__Figure record extracts__:
______

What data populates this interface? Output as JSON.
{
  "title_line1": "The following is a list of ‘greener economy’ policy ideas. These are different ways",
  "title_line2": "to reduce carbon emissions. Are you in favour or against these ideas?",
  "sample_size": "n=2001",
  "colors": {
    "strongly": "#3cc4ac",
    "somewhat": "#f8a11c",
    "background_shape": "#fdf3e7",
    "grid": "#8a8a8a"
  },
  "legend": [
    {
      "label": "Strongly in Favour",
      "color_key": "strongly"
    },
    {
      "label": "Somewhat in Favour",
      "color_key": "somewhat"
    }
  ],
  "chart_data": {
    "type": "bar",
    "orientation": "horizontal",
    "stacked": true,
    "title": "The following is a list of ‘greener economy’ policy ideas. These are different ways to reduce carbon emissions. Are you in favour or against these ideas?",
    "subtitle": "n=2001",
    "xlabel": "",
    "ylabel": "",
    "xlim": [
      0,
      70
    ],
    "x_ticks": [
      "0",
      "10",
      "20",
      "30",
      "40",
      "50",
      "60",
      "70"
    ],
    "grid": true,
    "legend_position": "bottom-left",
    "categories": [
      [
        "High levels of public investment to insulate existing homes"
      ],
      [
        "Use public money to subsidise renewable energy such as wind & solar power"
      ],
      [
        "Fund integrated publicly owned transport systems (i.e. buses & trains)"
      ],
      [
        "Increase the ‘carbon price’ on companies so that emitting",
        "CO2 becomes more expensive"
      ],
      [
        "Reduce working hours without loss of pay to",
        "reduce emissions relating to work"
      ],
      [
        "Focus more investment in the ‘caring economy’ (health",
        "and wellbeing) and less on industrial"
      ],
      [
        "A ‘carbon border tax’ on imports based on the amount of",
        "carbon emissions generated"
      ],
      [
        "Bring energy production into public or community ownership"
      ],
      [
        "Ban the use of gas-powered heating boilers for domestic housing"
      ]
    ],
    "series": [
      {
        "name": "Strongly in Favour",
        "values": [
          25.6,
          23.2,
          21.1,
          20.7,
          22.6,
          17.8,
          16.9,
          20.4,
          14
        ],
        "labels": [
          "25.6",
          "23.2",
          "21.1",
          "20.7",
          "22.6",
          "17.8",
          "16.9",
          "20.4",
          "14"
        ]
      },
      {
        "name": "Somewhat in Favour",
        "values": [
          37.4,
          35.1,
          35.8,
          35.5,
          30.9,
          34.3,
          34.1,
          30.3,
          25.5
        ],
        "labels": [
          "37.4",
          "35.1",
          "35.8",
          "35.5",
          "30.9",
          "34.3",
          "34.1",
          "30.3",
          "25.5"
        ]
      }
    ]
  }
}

______

All of the entries must be written out exactly as they stand.

__Reply to the exercise__:
What data populates this interface? Output as JSON.
{
  "title_line1": "The following is a list of ‘greener economy’ policy ideas. These are different ways",
  "title_line2": "to reduce carbon emissions. Are you in favour or against these ideas?",
  "sample_size": "n=2001",
  "colors": {
    "strongly": "#3cc4ac",
    "somewhat": "#f8a11c",
    "background_shape": "#fdf3e7",
    "grid": "#8a8a8a"
  },
  "legend": [
    {
      "label": "Strongly in Favour",
      "color_key": "strongly"
    },
    {
      "label": "Somewhat in Favour",
      "color_key": "somewhat"
    }
  ],
  "chart_data": {
    "type": "bar",
    "orientation": "horizontal",
    "stacked": true,
    "title": "The following is a list of ‘greener economy’ policy ideas. These are different ways to reduce carbon emissions. Are you in favour or against these ideas?",
    "subtitle": "n=2001",
    "xlabel": "",
    "ylabel": "",
    "xlim": [
      0,
      70
    ],
    "x_ticks": [
      "0",
      "10",
      "20",
      "30",
      "40",
      "50",
      "60",
      "70"
    ],
    "grid": true,
    "legend_position": "bottom-left",
    "categories": [
      [
        "High levels of public investment to insulate existing homes"
      ],
      [
        "Use public money to subsidise renewable energy such as wind & solar power"
      ],
      [
        "Fund integrated publicly owned transport systems (i.e. buses & trains)"
      ],
      [
        "Increase the ‘carbon price’ on companies so that emitting",
        "CO2 becomes more expensive"
      ],
      [
        "Reduce working hours without loss of pay to",
        "reduce emissions relating to work"
      ],
      [
        "Focus more investment in the ‘caring economy’ (health",
        "and wellbeing) and less on industrial"
      ],
      [
        "A ‘carbon border tax’ on imports based on the amount of",
        "carbon emissions generated"
      ],
      [
        "Bring energy production into public or community ownership"
      ],
      [
        "Ban the use of gas-powered heating boilers for domestic housing"
      ]
    ],
    "series": [
      {
        "name": "Strongly in Favour",
        "values": [
          25.6,
          23.2,
          21.1,
          20.7,
          22.6,
          17.8,
          16.9,
          20.4,
          14
        ],
        "labels": [
          "25.6",
          "23.2",
          "21.1",
          "20.7",
          "22.6",
          "17.8",
          "16.9",
          "20.4",
          "14"
        ]
      },
      {
        "name": "Somewhat in Favour",
        "values": [
          37.4,
          35.1,
          35.8,
          35.5,
          30.9,
          34.3,
          34.1,
          30.3,
          25.5
        ],
        "labels": [
          "37.4",
          "35.1",
          "35.8",
          "35.5",
          "30.9",
          "34.3",
          "34.1",
          "30.3",
          "25.5"
        ]
      }
    ]
  }
}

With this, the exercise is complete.